■ REQUIRED TASK: Reproduce all the material exactly, minus any pictures it holds.

■ RECORDS SUPPLIED:
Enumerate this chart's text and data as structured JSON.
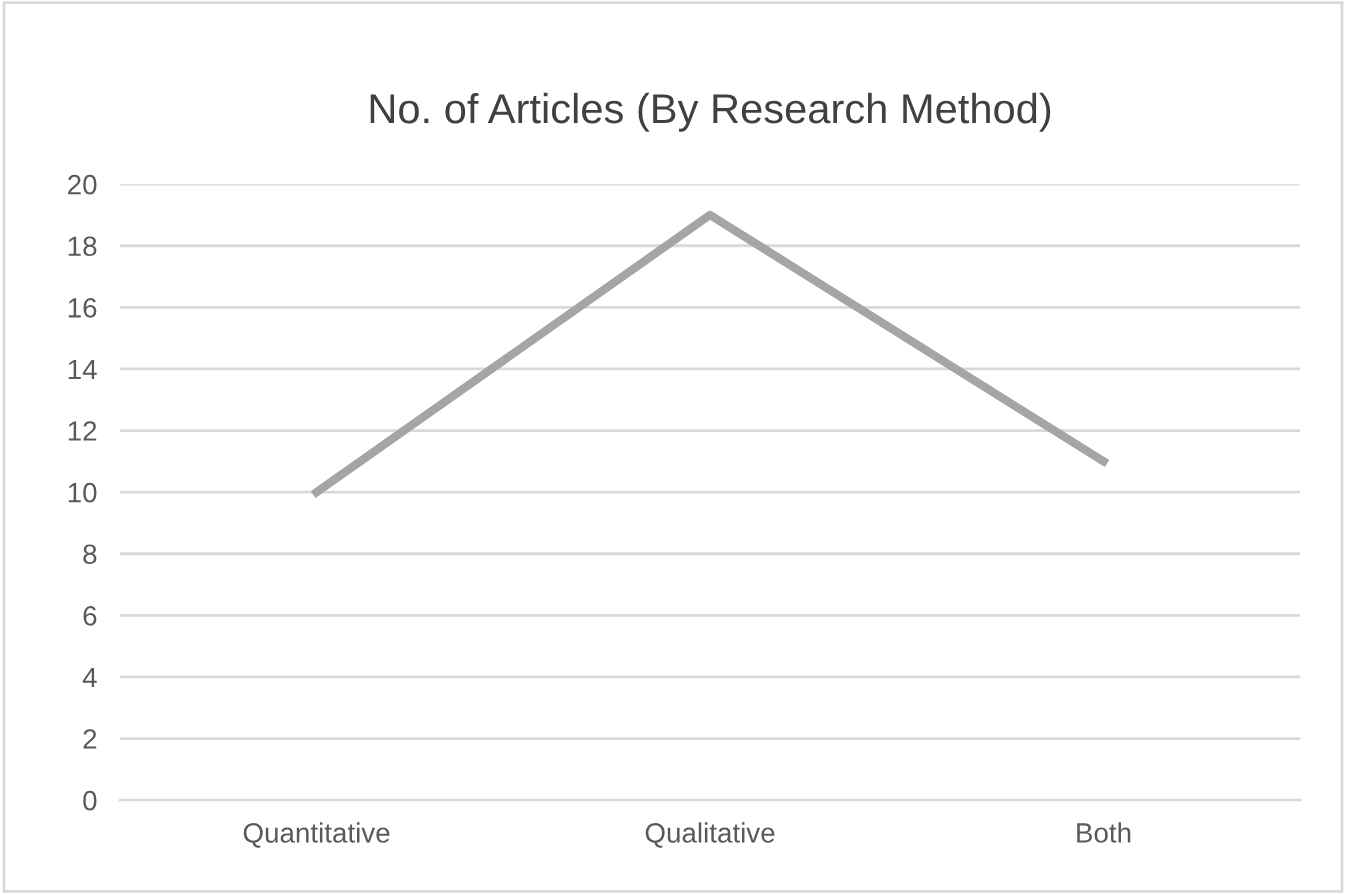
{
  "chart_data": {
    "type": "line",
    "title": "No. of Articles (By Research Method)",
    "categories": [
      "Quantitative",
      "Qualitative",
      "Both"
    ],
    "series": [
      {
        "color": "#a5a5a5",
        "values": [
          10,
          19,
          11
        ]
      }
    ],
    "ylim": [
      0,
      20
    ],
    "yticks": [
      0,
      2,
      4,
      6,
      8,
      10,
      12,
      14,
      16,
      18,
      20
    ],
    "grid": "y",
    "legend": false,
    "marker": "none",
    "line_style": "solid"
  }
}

■ REPLY:
Enumerate this chart's text and data as structured JSON.
{
  "chart_data": {
    "type": "line",
    "title": "No. of Articles (By Research Method)",
    "categories": [
      "Quantitative",
      "Qualitative",
      "Both"
    ],
    "series": [
      {
        "color": "#a5a5a5",
        "values": [
          10,
          19,
          11
        ]
      }
    ],
    "ylim": [
      0,
      20
    ],
    "yticks": [
      0,
      2,
      4,
      6,
      8,
      10,
      12,
      14,
      16,
      18,
      20
    ],
    "grid": "y",
    "legend": false,
    "marker": "none",
    "line_style": "solid"
  }
}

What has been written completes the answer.